Short task: Copy out the records word for word, beginning with their first line and ending with the line containing "legend-label-ascendente: Curva Ascendente", including that line.
---------- Material supplied
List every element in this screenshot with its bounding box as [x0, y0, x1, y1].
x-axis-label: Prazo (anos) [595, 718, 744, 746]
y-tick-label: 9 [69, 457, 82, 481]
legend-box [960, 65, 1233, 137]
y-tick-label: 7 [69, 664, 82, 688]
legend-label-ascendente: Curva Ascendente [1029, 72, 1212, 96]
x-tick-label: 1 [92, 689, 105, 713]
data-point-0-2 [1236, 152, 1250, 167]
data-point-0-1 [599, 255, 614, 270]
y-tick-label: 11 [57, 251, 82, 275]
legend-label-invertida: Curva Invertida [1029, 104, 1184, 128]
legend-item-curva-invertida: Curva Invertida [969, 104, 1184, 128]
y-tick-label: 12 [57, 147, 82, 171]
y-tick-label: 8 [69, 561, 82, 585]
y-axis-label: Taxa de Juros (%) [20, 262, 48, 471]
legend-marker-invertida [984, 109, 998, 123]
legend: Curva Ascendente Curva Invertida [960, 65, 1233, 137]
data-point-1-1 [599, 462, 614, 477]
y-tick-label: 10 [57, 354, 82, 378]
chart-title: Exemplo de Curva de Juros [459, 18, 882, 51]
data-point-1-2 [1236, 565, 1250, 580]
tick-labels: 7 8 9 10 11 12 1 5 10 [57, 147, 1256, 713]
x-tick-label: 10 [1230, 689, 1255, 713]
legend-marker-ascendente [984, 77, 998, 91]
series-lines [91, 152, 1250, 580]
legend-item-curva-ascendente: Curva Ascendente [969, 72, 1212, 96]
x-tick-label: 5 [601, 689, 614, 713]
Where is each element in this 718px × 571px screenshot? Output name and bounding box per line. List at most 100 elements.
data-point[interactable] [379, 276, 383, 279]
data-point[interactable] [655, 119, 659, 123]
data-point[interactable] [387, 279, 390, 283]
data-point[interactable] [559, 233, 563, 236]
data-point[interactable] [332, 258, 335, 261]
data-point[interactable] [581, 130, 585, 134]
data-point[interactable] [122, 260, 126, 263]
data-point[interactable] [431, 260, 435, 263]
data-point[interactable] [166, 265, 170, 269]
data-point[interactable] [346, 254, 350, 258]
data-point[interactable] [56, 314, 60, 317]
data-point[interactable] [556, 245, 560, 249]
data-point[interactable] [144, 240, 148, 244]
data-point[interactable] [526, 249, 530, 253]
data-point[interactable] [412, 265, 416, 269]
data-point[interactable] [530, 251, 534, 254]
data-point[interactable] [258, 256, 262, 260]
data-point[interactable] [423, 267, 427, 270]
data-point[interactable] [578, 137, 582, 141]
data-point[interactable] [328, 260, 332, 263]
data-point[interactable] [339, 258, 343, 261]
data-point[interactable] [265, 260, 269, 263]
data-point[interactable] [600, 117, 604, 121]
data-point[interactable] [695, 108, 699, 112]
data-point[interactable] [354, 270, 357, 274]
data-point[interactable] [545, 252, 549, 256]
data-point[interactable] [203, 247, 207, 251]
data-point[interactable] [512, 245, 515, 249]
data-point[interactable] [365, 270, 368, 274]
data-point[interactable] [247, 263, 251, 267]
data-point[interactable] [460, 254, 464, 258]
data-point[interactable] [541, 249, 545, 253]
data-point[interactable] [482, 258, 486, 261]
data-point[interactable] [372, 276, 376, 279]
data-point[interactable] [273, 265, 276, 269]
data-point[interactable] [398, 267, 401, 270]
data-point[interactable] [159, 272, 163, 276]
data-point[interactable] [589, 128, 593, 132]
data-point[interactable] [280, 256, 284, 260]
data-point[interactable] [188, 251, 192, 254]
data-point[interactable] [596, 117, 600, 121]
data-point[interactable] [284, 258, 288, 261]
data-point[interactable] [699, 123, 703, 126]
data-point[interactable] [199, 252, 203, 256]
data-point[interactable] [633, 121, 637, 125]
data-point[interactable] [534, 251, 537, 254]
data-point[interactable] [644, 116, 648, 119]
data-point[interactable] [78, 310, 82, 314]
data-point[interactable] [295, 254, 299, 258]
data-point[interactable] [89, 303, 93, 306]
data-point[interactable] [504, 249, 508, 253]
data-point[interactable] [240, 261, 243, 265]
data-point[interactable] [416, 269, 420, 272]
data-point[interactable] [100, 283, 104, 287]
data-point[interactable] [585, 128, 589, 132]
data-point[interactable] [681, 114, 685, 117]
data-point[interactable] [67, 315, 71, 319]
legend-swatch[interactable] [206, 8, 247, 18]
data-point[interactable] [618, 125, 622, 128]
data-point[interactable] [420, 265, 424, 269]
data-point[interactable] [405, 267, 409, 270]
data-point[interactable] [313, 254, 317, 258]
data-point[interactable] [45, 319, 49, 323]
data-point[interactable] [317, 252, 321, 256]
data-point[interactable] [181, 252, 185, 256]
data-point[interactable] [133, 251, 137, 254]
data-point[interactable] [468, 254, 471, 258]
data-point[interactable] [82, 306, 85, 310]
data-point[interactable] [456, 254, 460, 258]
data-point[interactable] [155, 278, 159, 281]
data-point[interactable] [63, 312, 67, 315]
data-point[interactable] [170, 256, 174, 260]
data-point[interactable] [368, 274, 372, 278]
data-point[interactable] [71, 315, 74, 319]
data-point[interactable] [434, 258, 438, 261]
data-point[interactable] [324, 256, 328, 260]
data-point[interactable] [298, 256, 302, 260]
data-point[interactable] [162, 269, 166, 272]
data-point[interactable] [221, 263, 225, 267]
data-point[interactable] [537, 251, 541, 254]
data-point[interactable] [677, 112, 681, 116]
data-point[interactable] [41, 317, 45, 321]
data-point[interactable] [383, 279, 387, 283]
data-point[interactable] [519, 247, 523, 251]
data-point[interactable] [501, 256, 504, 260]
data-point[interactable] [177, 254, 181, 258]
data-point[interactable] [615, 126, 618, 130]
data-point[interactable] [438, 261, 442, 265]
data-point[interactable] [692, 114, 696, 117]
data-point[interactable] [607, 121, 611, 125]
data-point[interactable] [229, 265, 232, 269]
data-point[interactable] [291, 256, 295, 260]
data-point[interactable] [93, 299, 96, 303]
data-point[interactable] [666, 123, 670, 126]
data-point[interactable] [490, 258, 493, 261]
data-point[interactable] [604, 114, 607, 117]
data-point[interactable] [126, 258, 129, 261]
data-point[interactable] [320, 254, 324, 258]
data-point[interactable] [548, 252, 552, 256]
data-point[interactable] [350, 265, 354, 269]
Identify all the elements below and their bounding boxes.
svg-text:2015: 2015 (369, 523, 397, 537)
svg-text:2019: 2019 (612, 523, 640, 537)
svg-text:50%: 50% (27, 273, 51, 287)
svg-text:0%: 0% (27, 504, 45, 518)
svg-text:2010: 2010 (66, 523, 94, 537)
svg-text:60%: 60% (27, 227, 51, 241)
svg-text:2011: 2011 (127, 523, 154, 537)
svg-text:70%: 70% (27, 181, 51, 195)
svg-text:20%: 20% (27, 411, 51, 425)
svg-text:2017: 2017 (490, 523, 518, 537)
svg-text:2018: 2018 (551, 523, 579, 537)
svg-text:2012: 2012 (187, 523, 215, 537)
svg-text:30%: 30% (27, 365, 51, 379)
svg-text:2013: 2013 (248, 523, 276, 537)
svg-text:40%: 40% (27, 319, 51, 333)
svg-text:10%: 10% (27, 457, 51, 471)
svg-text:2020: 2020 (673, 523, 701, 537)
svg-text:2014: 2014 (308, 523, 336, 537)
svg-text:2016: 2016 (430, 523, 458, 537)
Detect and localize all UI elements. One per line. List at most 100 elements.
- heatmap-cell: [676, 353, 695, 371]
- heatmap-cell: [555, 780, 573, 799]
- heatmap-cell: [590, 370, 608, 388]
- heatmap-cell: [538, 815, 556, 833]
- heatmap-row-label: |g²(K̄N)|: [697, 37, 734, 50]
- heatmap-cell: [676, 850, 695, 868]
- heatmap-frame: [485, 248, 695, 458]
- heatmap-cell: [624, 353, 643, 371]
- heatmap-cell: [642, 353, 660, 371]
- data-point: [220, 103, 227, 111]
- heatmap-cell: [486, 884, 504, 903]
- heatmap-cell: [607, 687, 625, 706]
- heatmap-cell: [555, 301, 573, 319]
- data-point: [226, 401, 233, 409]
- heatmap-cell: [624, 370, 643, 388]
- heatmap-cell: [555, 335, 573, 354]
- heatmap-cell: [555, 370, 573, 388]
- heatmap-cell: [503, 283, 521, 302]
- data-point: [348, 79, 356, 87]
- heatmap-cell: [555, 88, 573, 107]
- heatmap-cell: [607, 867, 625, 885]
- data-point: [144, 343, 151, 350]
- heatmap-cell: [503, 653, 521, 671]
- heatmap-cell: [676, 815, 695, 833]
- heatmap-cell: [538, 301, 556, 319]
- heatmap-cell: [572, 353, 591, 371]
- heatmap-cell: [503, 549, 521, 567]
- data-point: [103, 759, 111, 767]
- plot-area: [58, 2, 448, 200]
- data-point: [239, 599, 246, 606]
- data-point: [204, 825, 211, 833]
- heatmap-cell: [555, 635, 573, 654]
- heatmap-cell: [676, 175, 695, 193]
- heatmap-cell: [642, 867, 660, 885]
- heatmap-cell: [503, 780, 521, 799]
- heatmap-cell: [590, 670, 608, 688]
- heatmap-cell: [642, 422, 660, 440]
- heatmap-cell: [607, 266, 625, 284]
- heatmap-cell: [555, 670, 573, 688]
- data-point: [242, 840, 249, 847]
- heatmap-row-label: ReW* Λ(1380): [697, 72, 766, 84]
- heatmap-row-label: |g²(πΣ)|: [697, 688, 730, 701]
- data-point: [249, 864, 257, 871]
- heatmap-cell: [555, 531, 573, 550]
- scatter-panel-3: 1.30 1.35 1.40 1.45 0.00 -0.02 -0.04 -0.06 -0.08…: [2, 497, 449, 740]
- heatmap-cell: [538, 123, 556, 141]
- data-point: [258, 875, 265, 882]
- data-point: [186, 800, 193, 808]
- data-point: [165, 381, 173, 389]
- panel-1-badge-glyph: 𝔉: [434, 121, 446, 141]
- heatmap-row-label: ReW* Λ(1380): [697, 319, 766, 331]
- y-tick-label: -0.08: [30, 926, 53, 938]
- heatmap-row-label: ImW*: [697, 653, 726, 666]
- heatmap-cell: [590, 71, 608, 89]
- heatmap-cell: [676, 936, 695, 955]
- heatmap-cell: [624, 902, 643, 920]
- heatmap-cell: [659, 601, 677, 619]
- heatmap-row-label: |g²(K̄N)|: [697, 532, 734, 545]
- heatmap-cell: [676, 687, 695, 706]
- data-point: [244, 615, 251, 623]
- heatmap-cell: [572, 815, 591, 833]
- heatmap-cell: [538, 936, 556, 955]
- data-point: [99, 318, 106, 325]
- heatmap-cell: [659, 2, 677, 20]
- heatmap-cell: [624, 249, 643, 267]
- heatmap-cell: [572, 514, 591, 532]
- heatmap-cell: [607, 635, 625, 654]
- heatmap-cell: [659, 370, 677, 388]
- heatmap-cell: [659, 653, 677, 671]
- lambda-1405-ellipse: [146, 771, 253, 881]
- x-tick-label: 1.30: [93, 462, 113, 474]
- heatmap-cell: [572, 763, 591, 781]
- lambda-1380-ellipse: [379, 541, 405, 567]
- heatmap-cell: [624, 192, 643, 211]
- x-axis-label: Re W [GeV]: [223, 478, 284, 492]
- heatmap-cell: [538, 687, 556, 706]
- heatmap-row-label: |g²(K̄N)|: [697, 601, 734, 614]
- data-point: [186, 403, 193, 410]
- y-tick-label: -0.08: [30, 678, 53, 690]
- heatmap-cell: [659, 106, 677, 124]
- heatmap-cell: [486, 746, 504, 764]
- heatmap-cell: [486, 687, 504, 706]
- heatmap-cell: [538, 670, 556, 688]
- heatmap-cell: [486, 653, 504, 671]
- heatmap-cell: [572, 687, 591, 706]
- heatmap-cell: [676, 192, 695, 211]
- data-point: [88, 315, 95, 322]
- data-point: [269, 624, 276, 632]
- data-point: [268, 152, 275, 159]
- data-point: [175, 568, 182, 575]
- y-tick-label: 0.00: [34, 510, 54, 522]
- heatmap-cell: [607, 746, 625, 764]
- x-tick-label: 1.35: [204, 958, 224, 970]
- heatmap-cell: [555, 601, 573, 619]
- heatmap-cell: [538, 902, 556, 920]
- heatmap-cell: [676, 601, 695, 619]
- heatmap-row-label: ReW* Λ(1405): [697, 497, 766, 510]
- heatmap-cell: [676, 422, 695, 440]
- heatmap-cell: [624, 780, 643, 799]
--------------------
Exercise response:
List every element in this screenshot with its bounding box as [x0, y0, x1, y1].
x-axis-label: Prazo (anos) [595, 718, 744, 746]
y-tick-label: 9 [69, 457, 82, 481]
legend-box [960, 65, 1233, 137]
y-tick-label: 7 [69, 664, 82, 688]
legend-label-ascendente: Curva Ascendente [1029, 72, 1212, 96]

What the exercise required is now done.